■ **Supplied data**:
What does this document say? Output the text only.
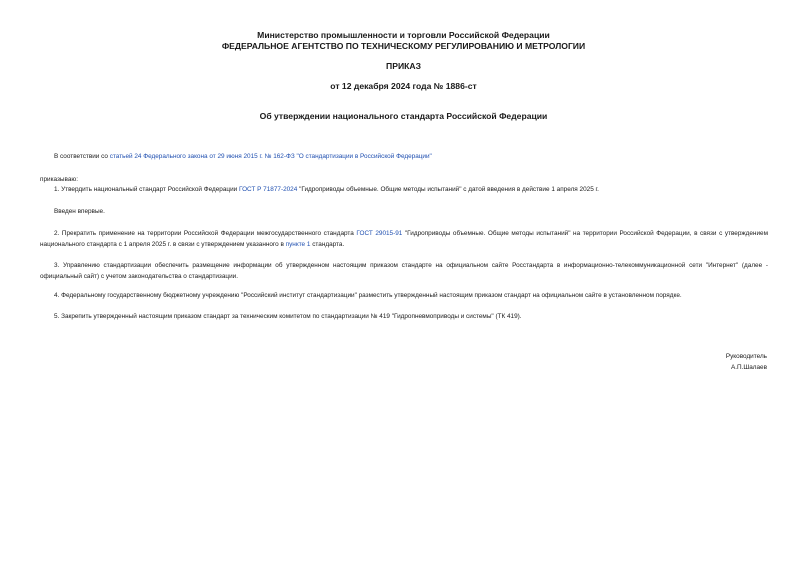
Министерство промышленности и торговли Российской Федерации
ФЕДЕРАЛЬНОЕ АГЕНТСТВО ПО ТЕХНИЧЕСКОМУ РЕГУЛИРОВАНИЮ И МЕТРОЛОГИИ
ПРИКАЗ
от 12 декабря 2024 года № 1886-ст
Об утверждении национального стандарта Российской Федерации
В соответствии со статьей 24 Федерального закона от 29 июня 2015 г. № 162-ФЗ "О стандартизации в Российской Федерации"
приказываю:
1. Утвердить национальный стандарт Российской Федерации ГОСТ Р 71877-2024 "Гидроприводы объемные. Общие методы испытаний" с датой введения в действие 1 апреля 2025 г.
Введен впервые.
2. Прекратить применение на территории Российской Федерации межгосударственного стандарта ГОСТ 29015-91 "Гидроприводы объемные. Общие методы испытаний" на территории Российской Федерации, в связи с утверждением национального стандарта с 1 апреля 2025 г. в связи с утверждением указанного в пункте 1 стандарта.
3. Управлению стандартизации обеспечить размещение информации об утвержденном настоящим приказом стандарте на официальном сайте Росстандарта в информационно-телекоммуникационной сети "Интернет" (далее - официальный сайт) с учетом законодательства о стандартизации.
4. Федеральному государственному бюджетному учреждению "Российский институт стандартизации" разместить утвержденный настоящим приказом стандарт на официальном сайте в установленном порядке.
5. Закрепить утвержденный настоящим приказом стандарт за техническим комитетом по стандартизации № 419 "Гидропневмоприводы и системы" (ТК 419).
Руководитель
А.П.Шалаев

■ **Goal of the exercise**:
Every record gets retyped exactly; no picture goes into the copy.

■ **The reply**:
What does this document say? Output the text only.
Министерство промышленности и торговли Российской Федерации
ФЕДЕРАЛЬНОЕ АГЕНТСТВО ПО ТЕХНИЧЕСКОМУ РЕГУЛИРОВАНИЮ И МЕТРОЛОГИИ
ПРИКАЗ
от 12 декабря 2024 года № 1886-ст
Об утверждении национального стандарта Российской Федерации
В соответствии со статьей 24 Федерального закона от 29 июня 2015 г. № 162-ФЗ "О стандартизации в Российской Федерации"
приказываю:
1. Утвердить национальный стандарт Российской Федерации ГОСТ Р 71877-2024 "Гидроприводы объемные. Общие методы испытаний" с датой введения в действие 1 апреля 2025 г.
Введен впервые.
2. Прекратить применение на территории Российской Федерации межгосударственного стандарта ГОСТ 29015-91 "Гидроприводы объемные. Общие методы испытаний" на территории Российской Федерации, в связи с утверждением национального стандарта с 1 апреля 2025 г. в связи с утверждением указанного в пункте 1 стандарта.
3. Управлению стандартизации обеспечить размещение информации об утвержденном настоящим приказом стандарте на официальном сайте Росстандарта в информационно-телекоммуникационной сети "Интернет" (далее - официальный сайт) с учетом законодательства о стандартизации.
4. Федеральному государственному бюджетному учреждению "Российский институт стандартизации" разместить утвержденный настоящим приказом стандарт на официальном сайте в установленном порядке.
5. Закрепить утвержденный настоящим приказом стандарт за техническим комитетом по стандартизации № 419 "Гидропневмоприводы и системы" (ТК 419).
Руководитель
А.П.Шалаев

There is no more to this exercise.